▼
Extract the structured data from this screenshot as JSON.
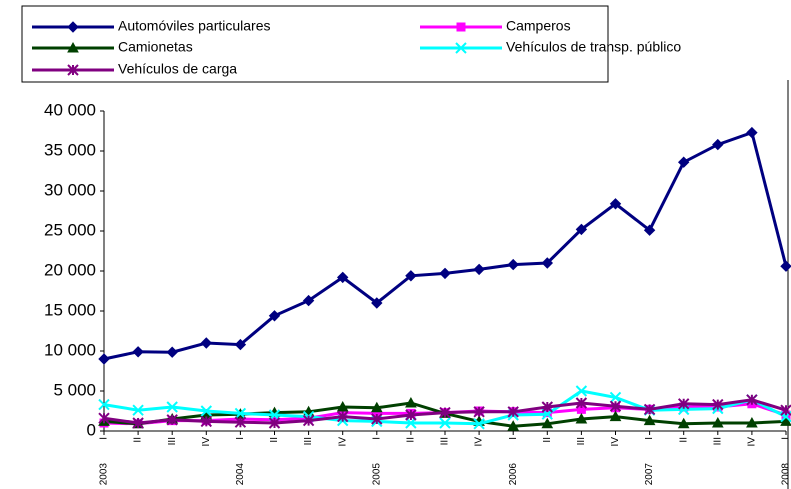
{
  "chart_data": {
    "type": "line",
    "categories": [
      "I",
      "II",
      "III",
      "IV",
      "I",
      "II",
      "III",
      "IV",
      "I",
      "II",
      "III",
      "IV",
      "I",
      "II",
      "III",
      "IV",
      "I",
      "II",
      "III",
      "IV",
      "I"
    ],
    "x_groups": [
      "2003",
      "2004",
      "2005",
      "2006",
      "2007",
      "2008"
    ],
    "series": [
      {
        "name": "Automóviles particulares",
        "color": "#000080",
        "marker": "diamond",
        "values": [
          9000,
          9900,
          9850,
          11000,
          10800,
          14400,
          16300,
          19200,
          16000,
          19400,
          19700,
          20200,
          20800,
          21000,
          25200,
          28400,
          25100,
          33600,
          35800,
          37300,
          20600
        ]
      },
      {
        "name": "Camperos",
        "color": "#ff00ff",
        "marker": "square",
        "values": [
          1000,
          900,
          1300,
          1300,
          1500,
          1400,
          1600,
          2300,
          2200,
          2200,
          2300,
          2500,
          2400,
          2300,
          2700,
          2900,
          2700,
          3000,
          3000,
          3400,
          2000
        ]
      },
      {
        "name": "Camionetas",
        "color": "#004000",
        "marker": "triangle",
        "values": [
          1200,
          900,
          1500,
          2000,
          2100,
          2300,
          2400,
          3000,
          2900,
          3500,
          2200,
          1200,
          600,
          900,
          1500,
          1800,
          1300,
          900,
          1000,
          1000,
          1200
        ]
      },
      {
        "name": "Vehículos de transp. público",
        "color": "#00ffff",
        "marker": "x",
        "values": [
          3300,
          2600,
          3000,
          2500,
          2200,
          2000,
          1800,
          1300,
          1200,
          1000,
          1000,
          900,
          2000,
          2100,
          5000,
          4200,
          2600,
          2700,
          2800,
          3900,
          1800
        ]
      },
      {
        "name": "Vehículos de carga",
        "color": "#800080",
        "marker": "star",
        "values": [
          1600,
          1000,
          1400,
          1200,
          1100,
          1000,
          1300,
          1800,
          1500,
          2000,
          2300,
          2400,
          2400,
          3000,
          3500,
          3100,
          2700,
          3400,
          3300,
          3900,
          2600
        ]
      }
    ],
    "ylim": [
      0,
      40000
    ],
    "yticks": [
      0,
      {
        "value": 5000,
        "label": "5 000"
      },
      {
        "value": 10000,
        "label": "10 000"
      },
      {
        "value": 15000,
        "label": "15 000"
      },
      {
        "value": 20000,
        "label": "20 000"
      },
      {
        "value": 25000,
        "label": "25 000"
      },
      {
        "value": 30000,
        "label": "30 000"
      },
      {
        "value": 35000,
        "label": "35 000"
      },
      {
        "value": 40000,
        "label": "40 000"
      }
    ],
    "grid": false,
    "legend": "top"
  }
}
▲
● DESCRIPTION OF THE TASK: All the records above need to be given again word for word. Skip the pictures.

● WORKED SOLUTION:
Extract the structured data from this screenshot as JSON.
{
  "chart_data": {
    "type": "line",
    "categories": [
      "I",
      "II",
      "III",
      "IV",
      "I",
      "II",
      "III",
      "IV",
      "I",
      "II",
      "III",
      "IV",
      "I",
      "II",
      "III",
      "IV",
      "I",
      "II",
      "III",
      "IV",
      "I"
    ],
    "x_groups": [
      "2003",
      "2004",
      "2005",
      "2006",
      "2007",
      "2008"
    ],
    "series": [
      {
        "name": "Automóviles particulares",
        "color": "#000080",
        "marker": "diamond",
        "values": [
          9000,
          9900,
          9850,
          11000,
          10800,
          14400,
          16300,
          19200,
          16000,
          19400,
          19700,
          20200,
          20800,
          21000,
          25200,
          28400,
          25100,
          33600,
          35800,
          37300,
          20600
        ]
      },
      {
        "name": "Camperos",
        "color": "#ff00ff",
        "marker": "square",
        "values": [
          1000,
          900,
          1300,
          1300,
          1500,
          1400,
          1600,
          2300,
          2200,
          2200,
          2300,
          2500,
          2400,
          2300,
          2700,
          2900,
          2700,
          3000,
          3000,
          3400,
          2000
        ]
      },
      {
        "name": "Camionetas",
        "color": "#004000",
        "marker": "triangle",
        "values": [
          1200,
          900,
          1500,
          2000,
          2100,
          2300,
          2400,
          3000,
          2900,
          3500,
          2200,
          1200,
          600,
          900,
          1500,
          1800,
          1300,
          900,
          1000,
          1000,
          1200
        ]
      },
      {
        "name": "Vehículos de transp. público",
        "color": "#00ffff",
        "marker": "x",
        "values": [
          3300,
          2600,
          3000,
          2500,
          2200,
          2000,
          1800,
          1300,
          1200,
          1000,
          1000,
          900,
          2000,
          2100,
          5000,
          4200,
          2600,
          2700,
          2800,
          3900,
          1800
        ]
      },
      {
        "name": "Vehículos de carga",
        "color": "#800080",
        "marker": "star",
        "values": [
          1600,
          1000,
          1400,
          1200,
          1100,
          1000,
          1300,
          1800,
          1500,
          2000,
          2300,
          2400,
          2400,
          3000,
          3500,
          3100,
          2700,
          3400,
          3300,
          3900,
          2600
        ]
      }
    ],
    "ylim": [
      0,
      40000
    ],
    "yticks": [
      0,
      {
        "value": 5000,
        "label": "5 000"
      },
      {
        "value": 10000,
        "label": "10 000"
      },
      {
        "value": 15000,
        "label": "15 000"
      },
      {
        "value": 20000,
        "label": "20 000"
      },
      {
        "value": 25000,
        "label": "25 000"
      },
      {
        "value": 30000,
        "label": "30 000"
      },
      {
        "value": 35000,
        "label": "35 000"
      },
      {
        "value": 40000,
        "label": "40 000"
      }
    ],
    "grid": false,
    "legend": "top"
  }
}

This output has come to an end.